## Required task
Extract the text of each entry below exactly, leaving every image behind.

## Data in this exercise
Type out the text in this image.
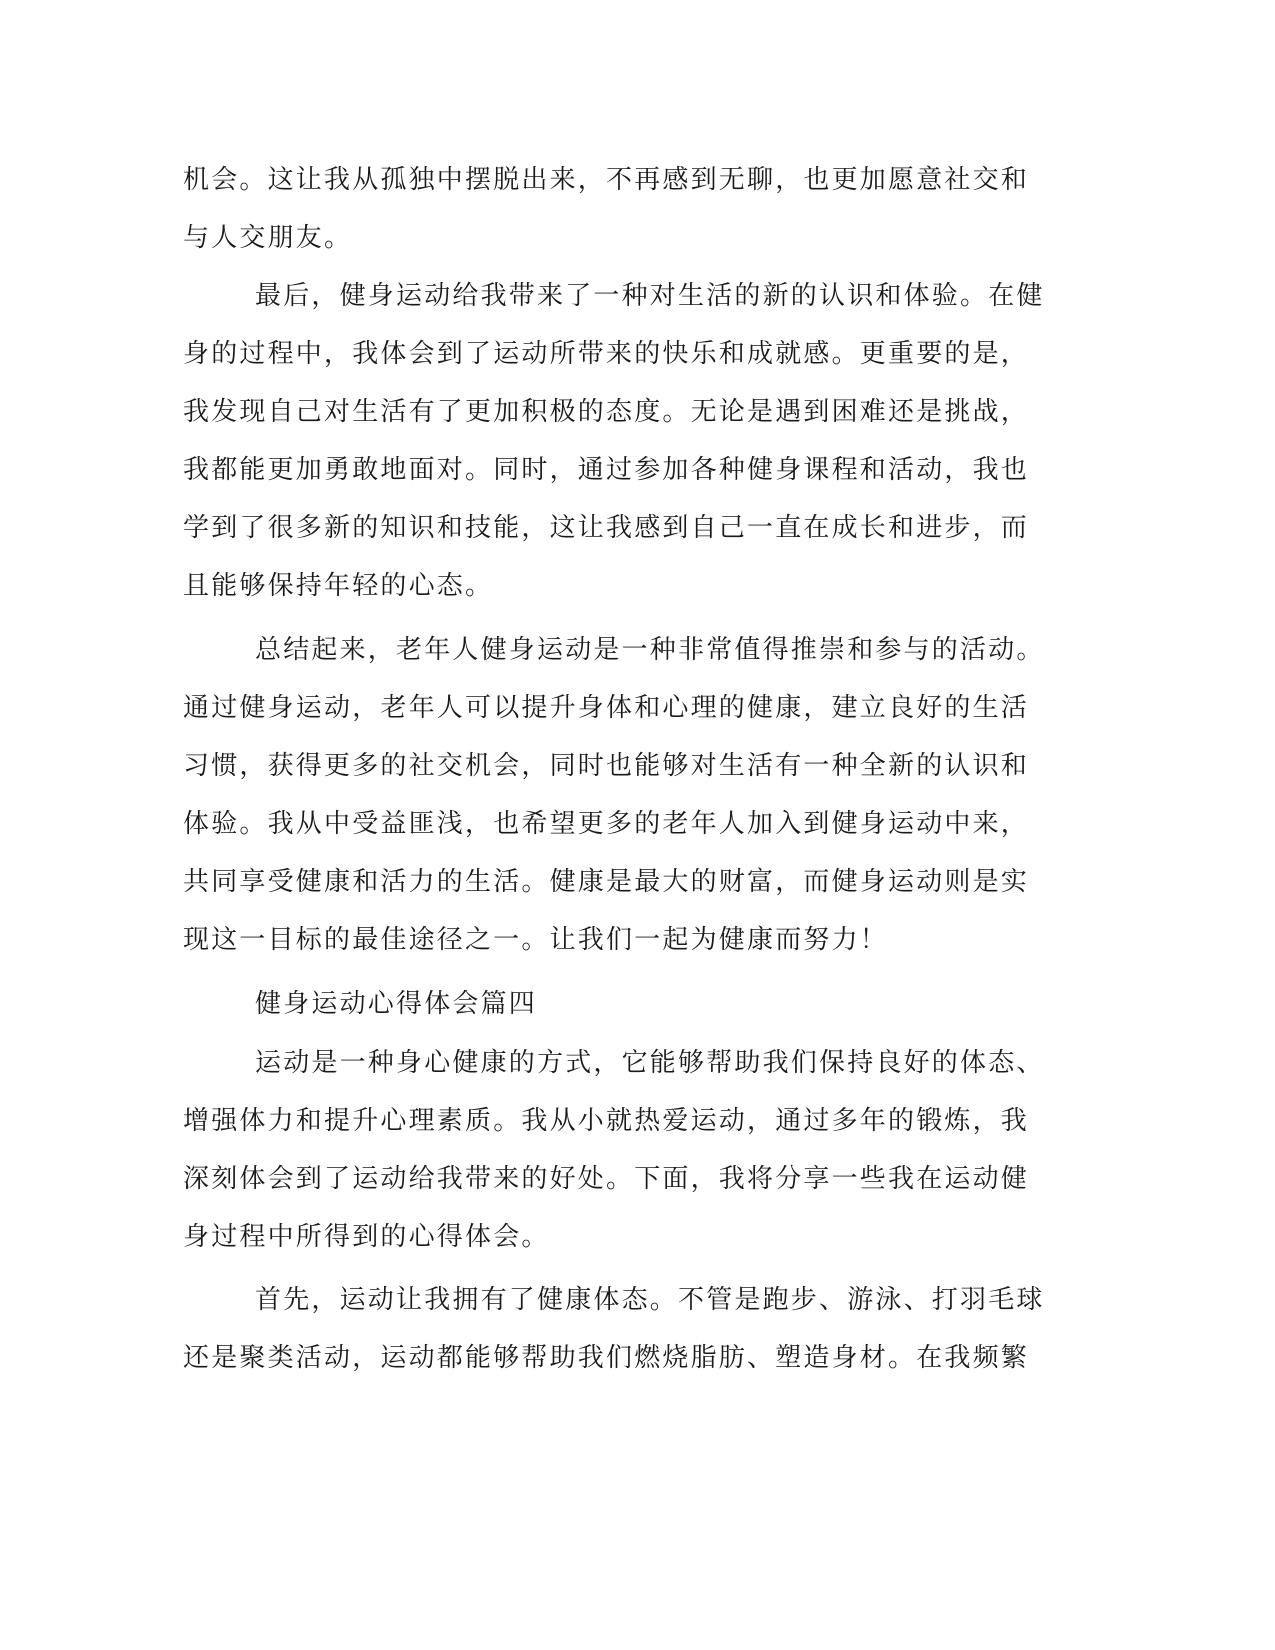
机会。这让我从孤独中摆脱出来，不再感到无聊，也更加愿意社交和
与人交朋友。
最后，健身运动给我带来了一种对生活的新的认识和体验。在健
身的过程中，我体会到了运动所带来的快乐和成就感。更重要的是，
我发现自己对生活有了更加积极的态度。无论是遇到困难还是挑战，
我都能更加勇敢地面对。同时，通过参加各种健身课程和活动，我也
学到了很多新的知识和技能，这让我感到自己一直在成长和进步，而
且能够保持年轻的心态。
总结起来，老年人健身运动是一种非常值得推崇和参与的活动。
通过健身运动，老年人可以提升身体和心理的健康，建立良好的生活
习惯，获得更多的社交机会，同时也能够对生活有一种全新的认识和
体验。我从中受益匪浅，也希望更多的老年人加入到健身运动中来，
共同享受健康和活力的生活。健康是最大的财富，而健身运动则是实
现这一目标的最佳途径之一。让我们一起为健康而努力！
健身运动心得体会篇四
运动是一种身心健康的方式，它能够帮助我们保持良好的体态、
增强体力和提升心理素质。我从小就热爱运动，通过多年的锻炼，我
深刻体会到了运动给我带来的好处。下面，我将分享一些我在运动健
身过程中所得到的心得体会。
首先，运动让我拥有了健康体态。不管是跑步、游泳、打羽毛球
还是聚类活动，运动都能够帮助我们燃烧脂肪、塑造身材。在我频繁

## Response to this task
Type out the text in this image.
机会。这让我从孤独中摆脱出来，不再感到无聊，也更加愿意社交和
与人交朋友。
最后，健身运动给我带来了一种对生活的新的认识和体验。在健
身的过程中，我体会到了运动所带来的快乐和成就感。更重要的是，
我发现自己对生活有了更加积极的态度。无论是遇到困难还是挑战，
我都能更加勇敢地面对。同时，通过参加各种健身课程和活动，我也
学到了很多新的知识和技能，这让我感到自己一直在成长和进步，而
且能够保持年轻的心态。
总结起来，老年人健身运动是一种非常值得推崇和参与的活动。
通过健身运动，老年人可以提升身体和心理的健康，建立良好的生活
习惯，获得更多的社交机会，同时也能够对生活有一种全新的认识和
体验。我从中受益匪浅，也希望更多的老年人加入到健身运动中来，
共同享受健康和活力的生活。健康是最大的财富，而健身运动则是实
现这一目标的最佳途径之一。让我们一起为健康而努力！
健身运动心得体会篇四
运动是一种身心健康的方式，它能够帮助我们保持良好的体态、
增强体力和提升心理素质。我从小就热爱运动，通过多年的锻炼，我
深刻体会到了运动给我带来的好处。下面，我将分享一些我在运动健
身过程中所得到的心得体会。
首先，运动让我拥有了健康体态。不管是跑步、游泳、打羽毛球
还是聚类活动，运动都能够帮助我们燃烧脂肪、塑造身材。在我频繁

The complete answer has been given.